> _YOUR OBJECTIVE_
Quote word for word the lines starting with the one containing "candle-body [1187, 195, 1192, 213]" and ending with the one containing "candle-body [954, 219, 959, 246]", both included.

Start of DATA FOR PROCESSING

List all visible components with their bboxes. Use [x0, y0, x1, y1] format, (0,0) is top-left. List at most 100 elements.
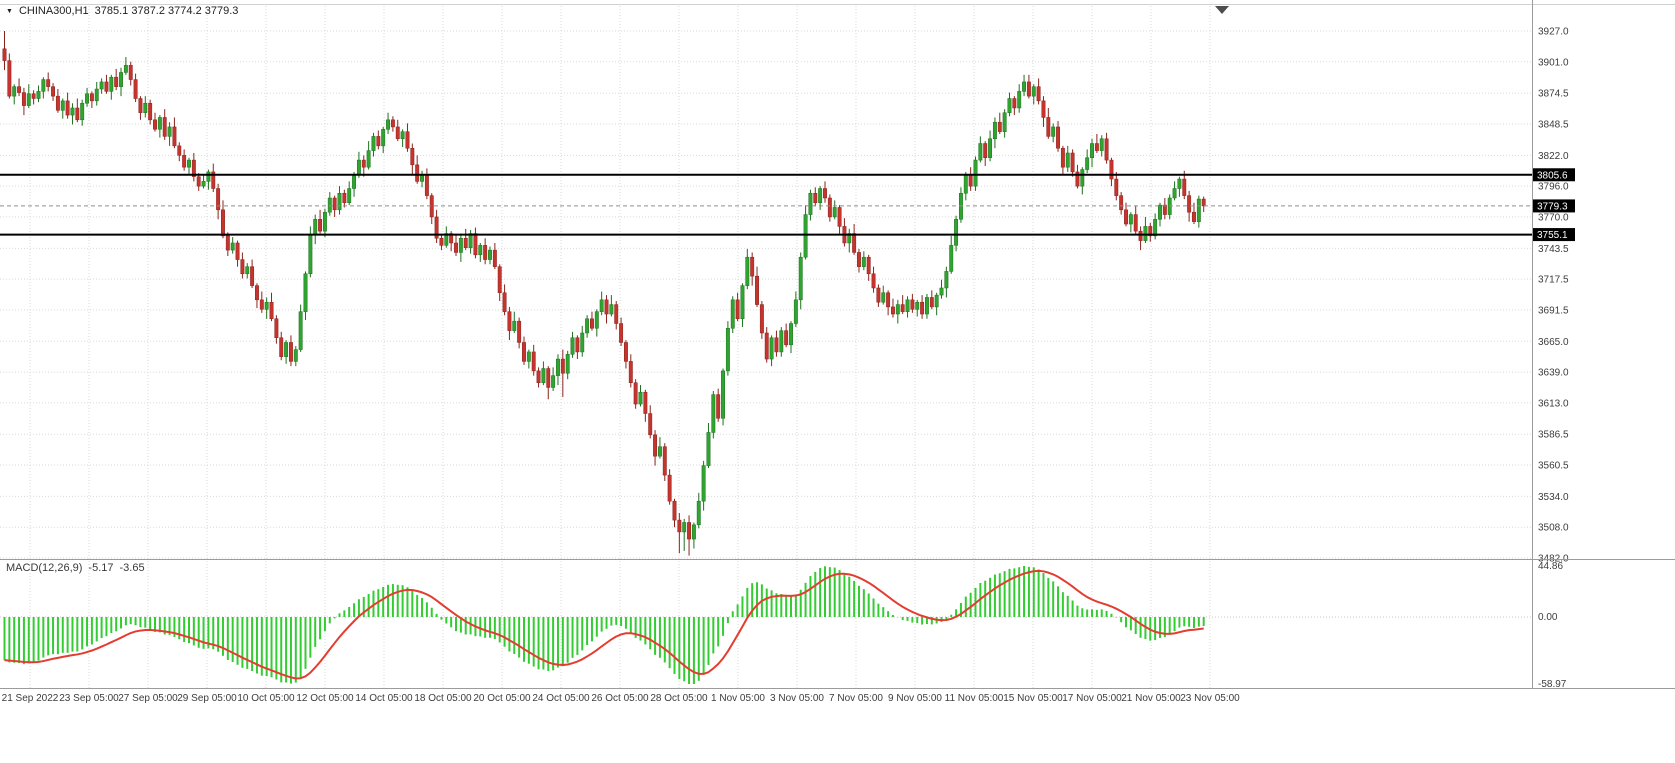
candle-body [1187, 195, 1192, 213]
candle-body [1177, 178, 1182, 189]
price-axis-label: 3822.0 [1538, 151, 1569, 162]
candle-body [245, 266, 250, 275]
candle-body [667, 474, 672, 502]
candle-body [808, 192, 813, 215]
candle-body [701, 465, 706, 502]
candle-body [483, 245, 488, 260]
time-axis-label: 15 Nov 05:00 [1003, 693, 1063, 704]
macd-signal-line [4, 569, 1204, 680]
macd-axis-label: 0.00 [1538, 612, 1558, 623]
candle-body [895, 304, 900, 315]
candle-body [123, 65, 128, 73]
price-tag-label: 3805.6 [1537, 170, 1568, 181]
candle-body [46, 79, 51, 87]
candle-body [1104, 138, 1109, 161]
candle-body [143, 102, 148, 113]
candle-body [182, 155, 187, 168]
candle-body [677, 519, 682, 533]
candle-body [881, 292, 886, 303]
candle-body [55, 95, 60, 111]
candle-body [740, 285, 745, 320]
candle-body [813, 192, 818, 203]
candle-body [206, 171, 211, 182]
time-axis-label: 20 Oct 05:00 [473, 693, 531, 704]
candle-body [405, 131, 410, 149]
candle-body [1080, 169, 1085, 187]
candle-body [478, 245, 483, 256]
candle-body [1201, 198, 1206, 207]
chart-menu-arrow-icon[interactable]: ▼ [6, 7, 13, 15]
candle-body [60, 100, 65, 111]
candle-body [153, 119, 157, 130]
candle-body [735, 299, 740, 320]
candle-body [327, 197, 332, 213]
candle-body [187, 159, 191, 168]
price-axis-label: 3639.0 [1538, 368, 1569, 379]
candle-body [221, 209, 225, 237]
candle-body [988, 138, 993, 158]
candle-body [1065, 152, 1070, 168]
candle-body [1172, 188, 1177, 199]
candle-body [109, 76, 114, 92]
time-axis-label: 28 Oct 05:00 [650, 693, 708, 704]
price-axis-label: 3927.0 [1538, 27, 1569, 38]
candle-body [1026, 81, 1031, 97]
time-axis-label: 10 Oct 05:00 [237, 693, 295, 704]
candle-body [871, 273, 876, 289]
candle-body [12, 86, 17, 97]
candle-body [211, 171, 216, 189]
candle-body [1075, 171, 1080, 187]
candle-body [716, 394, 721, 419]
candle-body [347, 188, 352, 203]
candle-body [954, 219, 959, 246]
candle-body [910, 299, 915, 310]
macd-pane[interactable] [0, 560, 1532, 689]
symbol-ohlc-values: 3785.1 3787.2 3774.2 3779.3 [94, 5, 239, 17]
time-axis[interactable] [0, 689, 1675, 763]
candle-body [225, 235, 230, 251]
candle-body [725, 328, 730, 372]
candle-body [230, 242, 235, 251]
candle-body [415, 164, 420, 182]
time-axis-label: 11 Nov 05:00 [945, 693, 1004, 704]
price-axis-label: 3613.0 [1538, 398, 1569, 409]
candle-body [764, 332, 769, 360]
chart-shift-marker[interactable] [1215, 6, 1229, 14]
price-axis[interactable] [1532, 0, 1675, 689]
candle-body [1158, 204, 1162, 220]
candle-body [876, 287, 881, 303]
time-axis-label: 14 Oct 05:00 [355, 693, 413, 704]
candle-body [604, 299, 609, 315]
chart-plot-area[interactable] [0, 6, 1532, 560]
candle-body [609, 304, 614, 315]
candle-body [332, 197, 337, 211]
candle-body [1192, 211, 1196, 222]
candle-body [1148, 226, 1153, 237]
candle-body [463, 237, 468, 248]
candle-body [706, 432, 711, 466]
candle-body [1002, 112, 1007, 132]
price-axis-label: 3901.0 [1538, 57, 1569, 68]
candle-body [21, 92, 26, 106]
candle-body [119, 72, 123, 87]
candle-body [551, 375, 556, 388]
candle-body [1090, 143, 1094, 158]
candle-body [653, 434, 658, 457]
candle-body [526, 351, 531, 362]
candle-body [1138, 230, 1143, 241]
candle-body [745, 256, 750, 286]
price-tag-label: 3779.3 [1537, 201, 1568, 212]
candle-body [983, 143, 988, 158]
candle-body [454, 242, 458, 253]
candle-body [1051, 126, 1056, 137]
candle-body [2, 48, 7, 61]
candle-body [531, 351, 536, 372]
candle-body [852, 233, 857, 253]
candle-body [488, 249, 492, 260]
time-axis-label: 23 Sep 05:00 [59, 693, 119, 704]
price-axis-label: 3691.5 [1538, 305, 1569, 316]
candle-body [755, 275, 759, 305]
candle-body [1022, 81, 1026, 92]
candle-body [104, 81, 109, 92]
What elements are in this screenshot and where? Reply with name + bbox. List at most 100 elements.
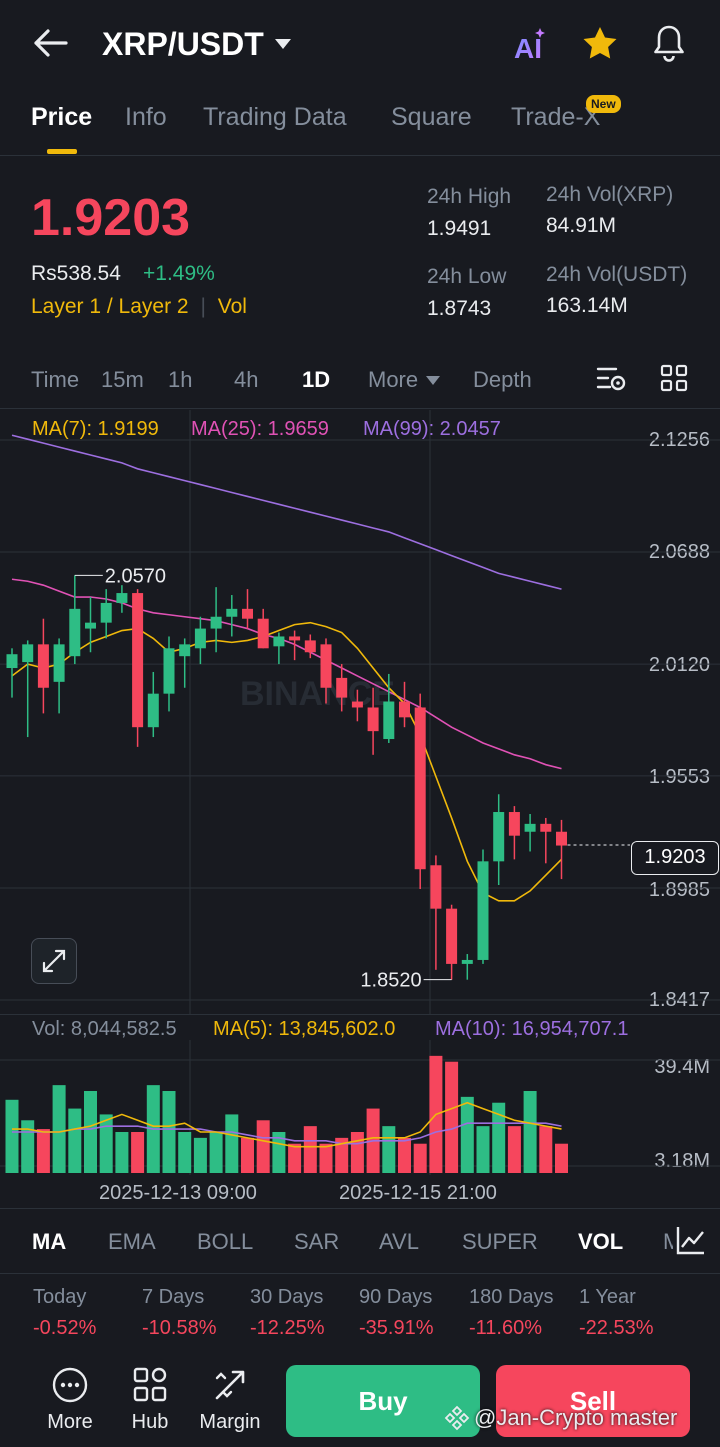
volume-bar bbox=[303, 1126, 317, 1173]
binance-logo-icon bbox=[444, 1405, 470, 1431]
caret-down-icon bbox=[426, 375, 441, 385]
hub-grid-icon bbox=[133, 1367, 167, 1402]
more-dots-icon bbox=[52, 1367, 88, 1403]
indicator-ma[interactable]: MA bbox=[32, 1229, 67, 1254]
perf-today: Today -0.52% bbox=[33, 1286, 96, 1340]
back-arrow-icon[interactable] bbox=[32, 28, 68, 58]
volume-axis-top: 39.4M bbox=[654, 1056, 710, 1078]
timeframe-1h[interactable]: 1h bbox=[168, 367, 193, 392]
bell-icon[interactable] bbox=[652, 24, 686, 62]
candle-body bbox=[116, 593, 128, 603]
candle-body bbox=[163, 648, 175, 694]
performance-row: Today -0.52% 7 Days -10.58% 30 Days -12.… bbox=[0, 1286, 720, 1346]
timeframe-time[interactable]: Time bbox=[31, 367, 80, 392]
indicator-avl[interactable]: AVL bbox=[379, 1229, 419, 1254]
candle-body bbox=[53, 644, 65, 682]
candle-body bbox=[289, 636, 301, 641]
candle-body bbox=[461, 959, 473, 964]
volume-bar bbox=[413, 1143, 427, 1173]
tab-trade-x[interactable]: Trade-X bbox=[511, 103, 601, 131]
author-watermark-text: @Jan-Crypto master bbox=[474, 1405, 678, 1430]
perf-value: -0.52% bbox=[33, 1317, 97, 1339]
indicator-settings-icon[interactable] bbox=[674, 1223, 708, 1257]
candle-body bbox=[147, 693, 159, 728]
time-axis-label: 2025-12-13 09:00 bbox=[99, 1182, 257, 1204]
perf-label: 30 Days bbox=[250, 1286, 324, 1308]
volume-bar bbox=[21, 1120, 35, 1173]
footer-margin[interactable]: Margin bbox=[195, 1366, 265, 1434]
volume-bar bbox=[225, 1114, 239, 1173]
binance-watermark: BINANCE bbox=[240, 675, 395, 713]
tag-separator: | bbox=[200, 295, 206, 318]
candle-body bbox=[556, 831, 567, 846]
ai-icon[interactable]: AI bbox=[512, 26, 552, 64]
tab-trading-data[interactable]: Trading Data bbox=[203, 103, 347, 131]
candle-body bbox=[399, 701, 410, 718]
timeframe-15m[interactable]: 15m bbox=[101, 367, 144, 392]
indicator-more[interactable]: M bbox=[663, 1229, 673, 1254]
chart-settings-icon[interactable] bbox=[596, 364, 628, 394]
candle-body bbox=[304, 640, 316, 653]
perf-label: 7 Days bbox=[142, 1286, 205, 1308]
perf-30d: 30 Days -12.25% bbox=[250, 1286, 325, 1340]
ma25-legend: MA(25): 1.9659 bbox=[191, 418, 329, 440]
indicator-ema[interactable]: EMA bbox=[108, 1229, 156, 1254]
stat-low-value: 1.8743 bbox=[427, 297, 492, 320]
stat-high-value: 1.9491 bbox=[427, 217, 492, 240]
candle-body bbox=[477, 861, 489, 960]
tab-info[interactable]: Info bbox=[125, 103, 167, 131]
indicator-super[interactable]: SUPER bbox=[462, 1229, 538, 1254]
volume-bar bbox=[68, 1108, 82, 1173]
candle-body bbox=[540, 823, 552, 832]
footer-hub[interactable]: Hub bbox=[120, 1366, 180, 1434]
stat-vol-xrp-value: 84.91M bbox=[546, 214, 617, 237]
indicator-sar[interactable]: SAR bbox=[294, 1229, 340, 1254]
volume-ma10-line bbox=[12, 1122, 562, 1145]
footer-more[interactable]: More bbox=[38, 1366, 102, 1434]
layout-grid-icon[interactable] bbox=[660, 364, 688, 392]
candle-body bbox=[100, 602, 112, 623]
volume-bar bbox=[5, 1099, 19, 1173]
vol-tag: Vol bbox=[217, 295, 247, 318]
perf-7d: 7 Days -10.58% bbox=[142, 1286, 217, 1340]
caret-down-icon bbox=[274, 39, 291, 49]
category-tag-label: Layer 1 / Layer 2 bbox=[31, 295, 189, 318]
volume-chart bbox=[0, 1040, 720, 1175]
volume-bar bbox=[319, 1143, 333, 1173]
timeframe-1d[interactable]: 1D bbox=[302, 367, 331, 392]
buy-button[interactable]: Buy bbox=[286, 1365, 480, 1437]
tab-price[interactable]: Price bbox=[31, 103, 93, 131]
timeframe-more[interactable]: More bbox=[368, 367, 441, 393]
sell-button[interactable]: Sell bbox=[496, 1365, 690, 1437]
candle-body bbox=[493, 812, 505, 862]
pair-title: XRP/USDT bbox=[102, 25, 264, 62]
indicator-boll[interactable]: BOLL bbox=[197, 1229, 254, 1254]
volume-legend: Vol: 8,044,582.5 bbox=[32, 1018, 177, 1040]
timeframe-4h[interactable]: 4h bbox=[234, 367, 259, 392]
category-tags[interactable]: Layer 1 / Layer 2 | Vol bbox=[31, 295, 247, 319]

End of DATA FOR PROCESSING

> _ANSWER TO THIS EXERCISE_
candle-body [1187, 195, 1192, 213]
candle-body [1177, 178, 1182, 189]
price-axis-label: 3822.0 [1538, 151, 1569, 162]
candle-body [245, 266, 250, 275]
candle-body [667, 474, 672, 502]
candle-body [808, 192, 813, 215]
candle-body [701, 465, 706, 502]
candle-body [483, 245, 488, 260]
time-axis-label: 15 Nov 05:00 [1003, 693, 1063, 704]
macd-signal-line [4, 569, 1204, 680]
macd-axis-label: 0.00 [1538, 612, 1558, 623]
candle-body [895, 304, 900, 315]
candle-body [123, 65, 128, 73]
price-tag-label: 3805.6 [1537, 170, 1568, 181]
candle-body [46, 79, 51, 87]
candle-body [1104, 138, 1109, 161]
candle-body [143, 102, 148, 113]
candle-body [182, 155, 187, 168]
candle-body [677, 519, 682, 533]
candle-body [881, 292, 886, 303]
candle-body [55, 95, 60, 111]
candle-body [740, 285, 745, 320]
candle-body [813, 192, 818, 203]
candle-body [206, 171, 211, 182]
time-axis-label: 20 Oct 05:00 [473, 693, 531, 704]
candle-body [405, 131, 410, 149]
candle-body [1080, 169, 1085, 187]
candle-body [478, 245, 483, 256]
candle-body [1201, 198, 1206, 207]
chart-menu-arrow-icon[interactable]: ▼ [6, 7, 13, 15]
candle-body [60, 100, 65, 111]
candle-body [153, 119, 157, 130]
candle-body [735, 299, 740, 320]
candle-body [327, 197, 332, 213]
candle-body [187, 159, 191, 168]
price-axis-label: 3639.0 [1538, 368, 1569, 379]
candle-body [221, 209, 225, 237]
candle-body [988, 138, 993, 158]
candle-body [1065, 152, 1070, 168]
candle-body [1172, 188, 1177, 199]
candle-body [109, 76, 114, 92]
time-axis-label: 28 Oct 05:00 [650, 693, 708, 704]
price-axis-label: 3927.0 [1538, 27, 1569, 38]
candle-body [1026, 81, 1031, 97]
time-axis-label: 10 Oct 05:00 [237, 693, 295, 704]
candle-body [871, 273, 876, 289]
candle-body [12, 86, 17, 97]
candle-body [211, 171, 216, 189]
candle-body [1075, 171, 1080, 187]
candle-body [716, 394, 721, 419]
candle-body [347, 188, 352, 203]
candle-body [954, 219, 959, 246]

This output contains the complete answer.